(Your goal): Go through the material and write it all out exactly, minus the pictures.

[Start]

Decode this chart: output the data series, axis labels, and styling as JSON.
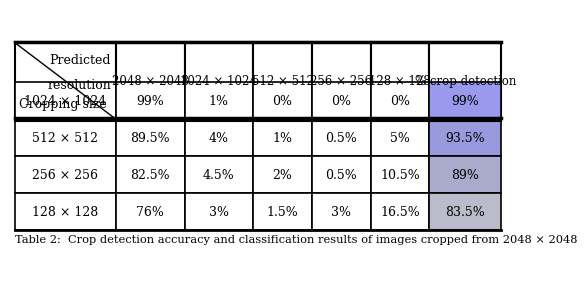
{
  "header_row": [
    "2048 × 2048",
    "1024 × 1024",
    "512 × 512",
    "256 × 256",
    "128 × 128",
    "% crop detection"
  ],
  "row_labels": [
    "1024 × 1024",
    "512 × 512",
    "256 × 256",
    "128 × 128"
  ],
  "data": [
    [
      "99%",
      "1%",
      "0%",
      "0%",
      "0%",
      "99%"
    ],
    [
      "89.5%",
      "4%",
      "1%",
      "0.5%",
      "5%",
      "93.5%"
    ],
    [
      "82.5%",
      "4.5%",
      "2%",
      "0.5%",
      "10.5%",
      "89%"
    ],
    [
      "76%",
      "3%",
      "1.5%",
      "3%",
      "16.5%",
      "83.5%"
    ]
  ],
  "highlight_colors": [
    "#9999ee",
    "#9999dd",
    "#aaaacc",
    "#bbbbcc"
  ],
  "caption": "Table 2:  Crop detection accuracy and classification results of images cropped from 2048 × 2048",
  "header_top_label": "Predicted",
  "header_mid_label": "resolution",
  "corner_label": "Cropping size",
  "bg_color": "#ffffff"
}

[End]

(Output of the task):
Decode this chart: output the data series, axis labels, and styling as JSON.
{
  "header_row": [
    "2048 × 2048",
    "1024 × 1024",
    "512 × 512",
    "256 × 256",
    "128 × 128",
    "% crop detection"
  ],
  "row_labels": [
    "1024 × 1024",
    "512 × 512",
    "256 × 256",
    "128 × 128"
  ],
  "data": [
    [
      "99%",
      "1%",
      "0%",
      "0%",
      "0%",
      "99%"
    ],
    [
      "89.5%",
      "4%",
      "1%",
      "0.5%",
      "5%",
      "93.5%"
    ],
    [
      "82.5%",
      "4.5%",
      "2%",
      "0.5%",
      "10.5%",
      "89%"
    ],
    [
      "76%",
      "3%",
      "1.5%",
      "3%",
      "16.5%",
      "83.5%"
    ]
  ],
  "highlight_colors": [
    "#9999ee",
    "#9999dd",
    "#aaaacc",
    "#bbbbcc"
  ],
  "caption": "Table 2:  Crop detection accuracy and classification results of images cropped from 2048 × 2048",
  "header_top_label": "Predicted",
  "header_mid_label": "resolution",
  "corner_label": "Cropping size",
  "bg_color": "#ffffff"
}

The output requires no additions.